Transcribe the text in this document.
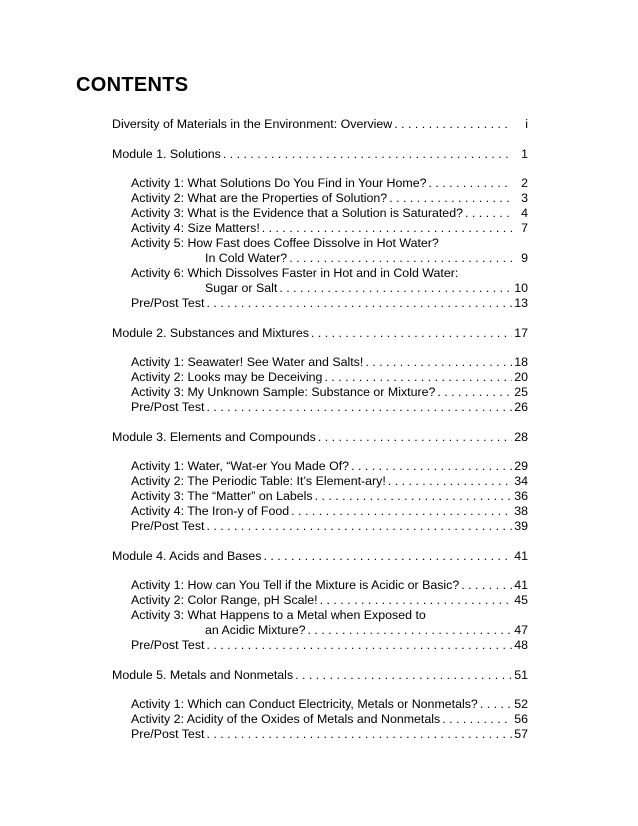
CONTENTS
Diversity of Materials in the Environment: Overview . . .	i
Module 1. Solutions . . .	1
Activity 1: What Solutions Do You Find in Your Home? . . .	2
Activity 2: What are the Properties of Solution? . . .	3
Activity 3: What is the Evidence that a Solution is Saturated? . . .	4
Activity 4: Size Matters! . . .	7
Activity 5: How Fast does Coffee Dissolve in Hot Water?
In Cold Water? . . .	9
Activity 6: Which Dissolves Faster in Hot and in Cold Water:
Sugar or Salt . . .	10
Pre/Post Test . . .	13
Module 2. Substances and Mixtures . . .	17
Activity 1: Seawater! See Water and Salts! . . .	18
Activity 2: Looks may be Deceiving . . .	20
Activity 3: My Unknown Sample: Substance or Mixture? . . .	25
Pre/Post Test . . .	26
Module 3. Elements and Compounds . . .	28
Activity 1: Water, “Wat-er You Made Of? . . .	29
Activity 2: The Periodic Table: It’s Element-ary! . . .	34
Activity 3: The “Matter” on Labels . . .	36
Activity 4: The Iron-y of Food . . .	38
Pre/Post Test . . .	39
Module 4. Acids and Bases . . .	41
Activity 1: How can You Tell if the Mixture is Acidic or Basic? . . .	41
Activity 2: Color Range, pH Scale! . . .	45
Activity 3: What Happens to a Metal when Exposed to
an Acidic Mixture? . . .	47
Pre/Post Test . . .	48
Module 5. Metals and Nonmetals . . .	51
Activity 1: Which can Conduct Electricity, Metals or Nonmetals? . . .	52
Activity 2: Acidity of the Oxides of Metals and Nonmetals . . .	56
Pre/Post Test . . .	57
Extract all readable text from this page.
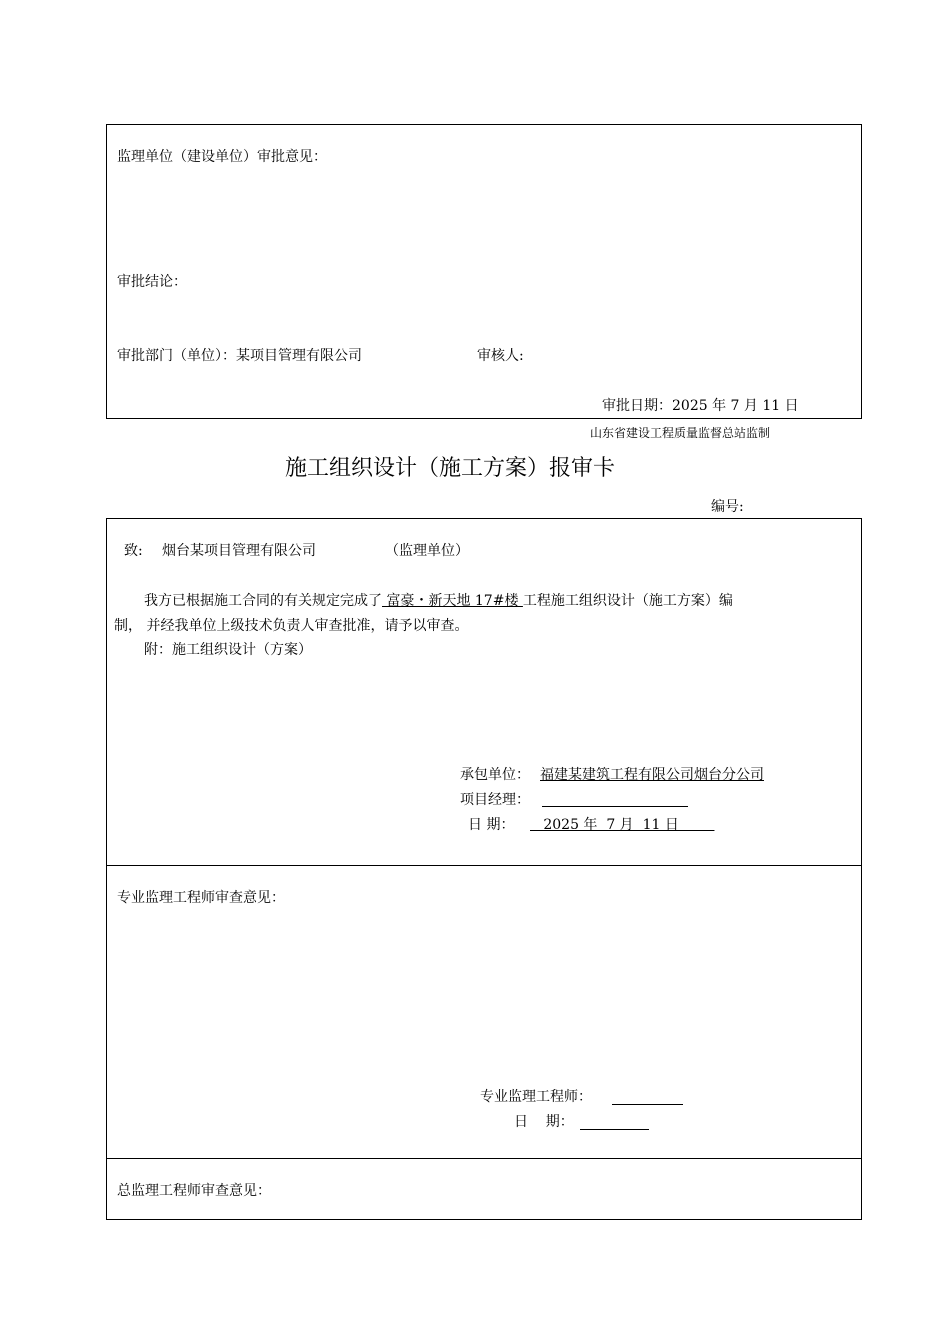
监理单位（建设单位）审批意见：
审批结论：
审批部门（单位）：某项目管理有限公司	审核人:
审批日期：2025 年 7 月 11 日
山东省建设工程质量监督总站监制
施工组织设计（施工方案）报审卡
编号:
致: 烟台某项目管理有限公司	（监理单位）
我方已根据施工合同的有关规定完成了 富豪・新天地 17#楼 工程施工组织设计（施工方案）编
制， 并经我单位上级技术负责人审查批准，请予以审查。
附：施工组织设计（方案）
承包单位： 福建某建筑工程有限公司烟台分公司
项目经理：
日 期： 2025 年  7 月  11 日
专业监理工程师审查意见：
专业监理工程师：
日    期：
总监理工程师审查意见：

_Requirement_: Locate all lines in the listing above with the word "Post" and copy them.

_Solution for this task_:
Pre/Post Test . . .	13
Pre/Post Test . . .	26
Pre/Post Test . . .	39
Pre/Post Test . . .	48
Pre/Post Test . . .	57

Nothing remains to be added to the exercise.